* **Aim of the exercise**:
The listing below should be written out exactly; please include all of it.

* **Provided data**:
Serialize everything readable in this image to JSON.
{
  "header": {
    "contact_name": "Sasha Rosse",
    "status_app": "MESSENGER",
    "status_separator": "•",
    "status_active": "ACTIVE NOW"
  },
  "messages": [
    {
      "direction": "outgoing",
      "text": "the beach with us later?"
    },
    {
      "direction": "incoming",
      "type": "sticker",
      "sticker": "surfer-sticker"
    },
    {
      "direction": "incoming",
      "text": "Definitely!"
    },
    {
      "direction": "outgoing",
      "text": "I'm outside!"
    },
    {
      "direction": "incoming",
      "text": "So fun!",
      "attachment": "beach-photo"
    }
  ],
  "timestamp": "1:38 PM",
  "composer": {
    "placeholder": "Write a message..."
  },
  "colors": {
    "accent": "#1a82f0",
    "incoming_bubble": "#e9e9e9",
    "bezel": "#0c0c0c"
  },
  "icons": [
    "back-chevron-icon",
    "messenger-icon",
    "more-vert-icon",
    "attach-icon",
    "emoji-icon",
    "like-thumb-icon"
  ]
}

* **Right answer**:
Serialize everything readable in this image to JSON.
{
  "header": {
    "contact_name": "Sasha Rosse",
    "status_app": "MESSENGER",
    "status_separator": "•",
    "status_active": "ACTIVE NOW"
  },
  "messages": [
    {
      "direction": "outgoing",
      "text": "the beach with us later?"
    },
    {
      "direction": "incoming",
      "type": "sticker",
      "sticker": "surfer-sticker"
    },
    {
      "direction": "incoming",
      "text": "Definitely!"
    },
    {
      "direction": "outgoing",
      "text": "I'm outside!"
    },
    {
      "direction": "incoming",
      "text": "So fun!",
      "attachment": "beach-photo"
    }
  ],
  "timestamp": "1:38 PM",
  "composer": {
    "placeholder": "Write a message..."
  },
  "colors": {
    "accent": "#1a82f0",
    "incoming_bubble": "#e9e9e9",
    "bezel": "#0c0c0c"
  },
  "icons": [
    "back-chevron-icon",
    "messenger-icon",
    "more-vert-icon",
    "attach-icon",
    "emoji-icon",
    "like-thumb-icon"
  ]
}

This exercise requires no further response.